■ **Directions**
Select all lines in the records that include "JSON".

[Dataset records]

· · · · · · ·

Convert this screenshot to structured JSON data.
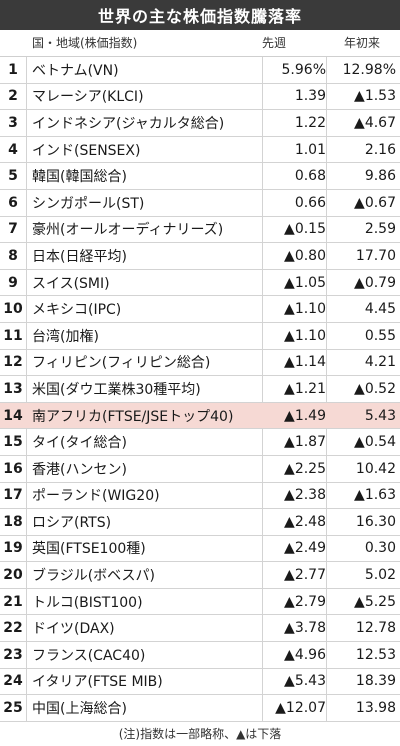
{
  "title": "世界の主な株価指数騰落率",
  "header": {
    "name": "国・地域(株価指数)",
    "week": "先週",
    "year": "年初来"
  },
  "rows": [
    {
      "rank": "1",
      "name": "ベトナム(VN)",
      "week": "5.96%",
      "year": "12.98%"
    },
    {
      "rank": "2",
      "name": "マレーシア(KLCI)",
      "week": "1.39",
      "year": "▲1.53"
    },
    {
      "rank": "3",
      "name": "インドネシア(ジャカルタ総合)",
      "week": "1.22",
      "year": "▲4.67"
    },
    {
      "rank": "4",
      "name": "インド(SENSEX)",
      "week": "1.01",
      "year": "2.16"
    },
    {
      "rank": "5",
      "name": "韓国(韓国総合)",
      "week": "0.68",
      "year": "9.86"
    },
    {
      "rank": "6",
      "name": "シンガポール(ST)",
      "week": "0.66",
      "year": "▲0.67"
    },
    {
      "rank": "7",
      "name": "豪州(オールオーディナリーズ)",
      "week": "▲0.15",
      "year": "2.59"
    },
    {
      "rank": "8",
      "name": "日本(日経平均)",
      "week": "▲0.80",
      "year": "17.70"
    },
    {
      "rank": "9",
      "name": "スイス(SMI)",
      "week": "▲1.05",
      "year": "▲0.79"
    },
    {
      "rank": "10",
      "name": "メキシコ(IPC)",
      "week": "▲1.10",
      "year": "4.45"
    },
    {
      "rank": "11",
      "name": "台湾(加権)",
      "week": "▲1.10",
      "year": "0.55"
    },
    {
      "rank": "12",
      "name": "フィリピン(フィリピン総合)",
      "week": "▲1.14",
      "year": "4.21"
    },
    {
      "rank": "13",
      "name": "米国(ダウ工業株30種平均)",
      "week": "▲1.21",
      "year": "▲0.52"
    },
    {
      "rank": "14",
      "name": "南アフリカ(FTSE/JSEトップ40)",
      "week": "▲1.49",
      "year": "5.43"
    },
    {
      "rank": "15",
      "name": "タイ(タイ総合)",
      "week": "▲1.87",
      "year": "▲0.54"
    },
    {
      "rank": "16",
      "name": "香港(ハンセン)",
      "week": "▲2.25",
      "year": "10.42"
    },
    {
      "rank": "17",
      "name": "ポーランド(WIG20)",
      "week": "▲2.38",
      "year": "▲1.63"
    },
    {
      "rank": "18",
      "name": "ロシア(RTS)",
      "week": "▲2.48",
      "year": "16.30"
    },
    {
      "rank": "19",
      "name": "英国(FTSE100種)",
      "week": "▲2.49",
      "year": "0.30"
    },
    {
      "rank": "20",
      "name": "ブラジル(ボベスパ)",
      "week": "▲2.77",
      "year": "5.02"
    },
    {
      "rank": "21",
      "name": "トルコ(BIST100)",
      "week": "▲2.79",
      "year": "▲5.25"
    },
    {
      "rank": "22",
      "name": "ドイツ(DAX)",
      "week": "▲3.78",
      "year": "12.78"
    },
    {
      "rank": "23",
      "name": "フランス(CAC40)",
      "week": "▲4.96",
      "year": "12.53"
    },
    {
      "rank": "24",
      "name": "イタリア(FTSE MIB)",
      "week": "▲5.43",
      "year": "18.39"
    },
    {
      "rank": "25",
      "name": "中国(上海総合)",
      "week": "▲12.07",
      "year": "13.98"
    }
  ],
  "highlight_rank": "14",
  "footnote": "(注)指数は一部略称、▲は下落",
  "colors": {
    "title_bg": "#3a3a3a",
    "highlight_bg": "#f6d9d4"
  }
}
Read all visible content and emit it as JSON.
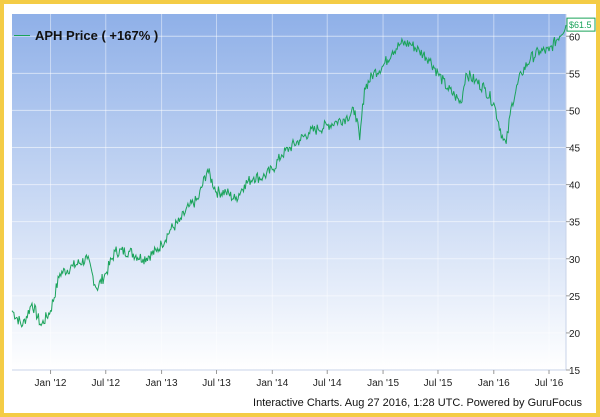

· · · · · · ·

■ **Output for this task**
Convert this screenshot to structured JSON data.
Read all visible content and emit it as JSON.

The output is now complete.